Directions for this task. Reproduce all the entries exactly.

Supplied information.
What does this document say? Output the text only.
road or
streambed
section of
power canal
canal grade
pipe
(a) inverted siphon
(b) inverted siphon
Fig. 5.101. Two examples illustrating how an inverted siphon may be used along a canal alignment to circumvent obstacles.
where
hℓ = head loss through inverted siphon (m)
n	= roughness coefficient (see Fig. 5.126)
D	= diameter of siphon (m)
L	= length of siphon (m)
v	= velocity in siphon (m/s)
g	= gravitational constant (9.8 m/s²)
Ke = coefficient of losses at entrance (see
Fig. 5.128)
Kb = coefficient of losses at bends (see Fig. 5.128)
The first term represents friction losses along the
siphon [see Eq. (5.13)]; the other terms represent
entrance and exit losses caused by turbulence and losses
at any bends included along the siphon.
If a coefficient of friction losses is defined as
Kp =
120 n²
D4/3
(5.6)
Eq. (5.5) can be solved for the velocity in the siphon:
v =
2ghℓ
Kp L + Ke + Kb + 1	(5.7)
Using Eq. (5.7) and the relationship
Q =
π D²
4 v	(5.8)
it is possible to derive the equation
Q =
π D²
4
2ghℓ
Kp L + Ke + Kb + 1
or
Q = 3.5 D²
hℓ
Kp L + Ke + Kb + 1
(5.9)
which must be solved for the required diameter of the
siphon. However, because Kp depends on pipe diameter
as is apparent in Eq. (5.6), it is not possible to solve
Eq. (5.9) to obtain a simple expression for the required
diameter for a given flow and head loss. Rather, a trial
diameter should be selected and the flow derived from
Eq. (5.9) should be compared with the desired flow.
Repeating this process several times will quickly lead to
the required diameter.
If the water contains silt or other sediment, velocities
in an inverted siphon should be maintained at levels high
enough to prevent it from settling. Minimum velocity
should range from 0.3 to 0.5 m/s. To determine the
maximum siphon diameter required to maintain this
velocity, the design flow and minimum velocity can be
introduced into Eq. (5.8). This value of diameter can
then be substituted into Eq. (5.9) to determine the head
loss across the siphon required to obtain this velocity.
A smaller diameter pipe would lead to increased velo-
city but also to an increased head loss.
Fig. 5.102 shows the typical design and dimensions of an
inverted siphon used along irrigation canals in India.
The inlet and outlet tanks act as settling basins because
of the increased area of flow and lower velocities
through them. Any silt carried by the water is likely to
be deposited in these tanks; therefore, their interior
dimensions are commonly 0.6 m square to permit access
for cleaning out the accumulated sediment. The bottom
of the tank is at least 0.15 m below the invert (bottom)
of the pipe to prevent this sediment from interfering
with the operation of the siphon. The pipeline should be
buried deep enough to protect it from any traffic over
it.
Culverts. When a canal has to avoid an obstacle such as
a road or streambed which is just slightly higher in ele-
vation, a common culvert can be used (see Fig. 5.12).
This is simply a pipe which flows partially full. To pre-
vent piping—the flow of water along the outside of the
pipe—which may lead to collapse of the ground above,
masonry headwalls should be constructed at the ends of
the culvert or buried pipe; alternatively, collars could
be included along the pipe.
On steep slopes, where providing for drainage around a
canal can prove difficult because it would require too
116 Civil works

Result for this exercise.
What does this document say? Output the text only.
road or
streambed
section of
power canal
canal grade
pipe
(a) inverted siphon
(b) inverted siphon
Fig. 5.101. Two examples illustrating how an inverted siphon may be used along a canal alignment to circumvent obstacles.
where
hℓ = head loss through inverted siphon (m)
n	= roughness coefficient (see Fig. 5.126)
D	= diameter of siphon (m)
L	= length of siphon (m)
v	= velocity in siphon (m/s)
g	= gravitational constant (9.8 m/s²)
Ke = coefficient of losses at entrance (see
Fig. 5.128)
Kb = coefficient of losses at bends (see Fig. 5.128)
The first term represents friction losses along the
siphon [see Eq. (5.13)]; the other terms represent
entrance and exit losses caused by turbulence and losses
at any bends included along the siphon.
If a coefficient of friction losses is defined as
Kp =
120 n²
D4/3
(5.6)
Eq. (5.5) can be solved for the velocity in the siphon:
v =
2ghℓ
Kp L + Ke + Kb + 1	(5.7)
Using Eq. (5.7) and the relationship
Q =
π D²
4 v	(5.8)
it is possible to derive the equation
Q =
π D²
4
2ghℓ
Kp L + Ke + Kb + 1
or
Q = 3.5 D²
hℓ
Kp L + Ke + Kb + 1
(5.9)
which must be solved for the required diameter of the
siphon. However, because Kp depends on pipe diameter
as is apparent in Eq. (5.6), it is not possible to solve
Eq. (5.9) to obtain a simple expression for the required
diameter for a given flow and head loss. Rather, a trial
diameter should be selected and the flow derived from
Eq. (5.9) should be compared with the desired flow.
Repeating this process several times will quickly lead to
the required diameter.
If the water contains silt or other sediment, velocities
in an inverted siphon should be maintained at levels high
enough to prevent it from settling. Minimum velocity
should range from 0.3 to 0.5 m/s. To determine the
maximum siphon diameter required to maintain this
velocity, the design flow and minimum velocity can be
introduced into Eq. (5.8). This value of diameter can
then be substituted into Eq. (5.9) to determine the head
loss across the siphon required to obtain this velocity.
A smaller diameter pipe would lead to increased velo-
city but also to an increased head loss.
Fig. 5.102 shows the typical design and dimensions of an
inverted siphon used along irrigation canals in India.
The inlet and outlet tanks act as settling basins because
of the increased area of flow and lower velocities
through them. Any silt carried by the water is likely to
be deposited in these tanks; therefore, their interior
dimensions are commonly 0.6 m square to permit access
for cleaning out the accumulated sediment. The bottom
of the tank is at least 0.15 m below the invert (bottom)
of the pipe to prevent this sediment from interfering
with the operation of the siphon. The pipeline should be
buried deep enough to protect it from any traffic over
it.
Culverts. When a canal has to avoid an obstacle such as
a road or streambed which is just slightly higher in ele-
vation, a common culvert can be used (see Fig. 5.12).
This is simply a pipe which flows partially full. To pre-
vent piping—the flow of water along the outside of the
pipe—which may lead to collapse of the ground above,
masonry headwalls should be constructed at the ends of
the culvert or buried pipe; alternatively, collars could
be included along the pipe.
On steep slopes, where providing for drainage around a
canal can prove difficult because it would require too
116 Civil works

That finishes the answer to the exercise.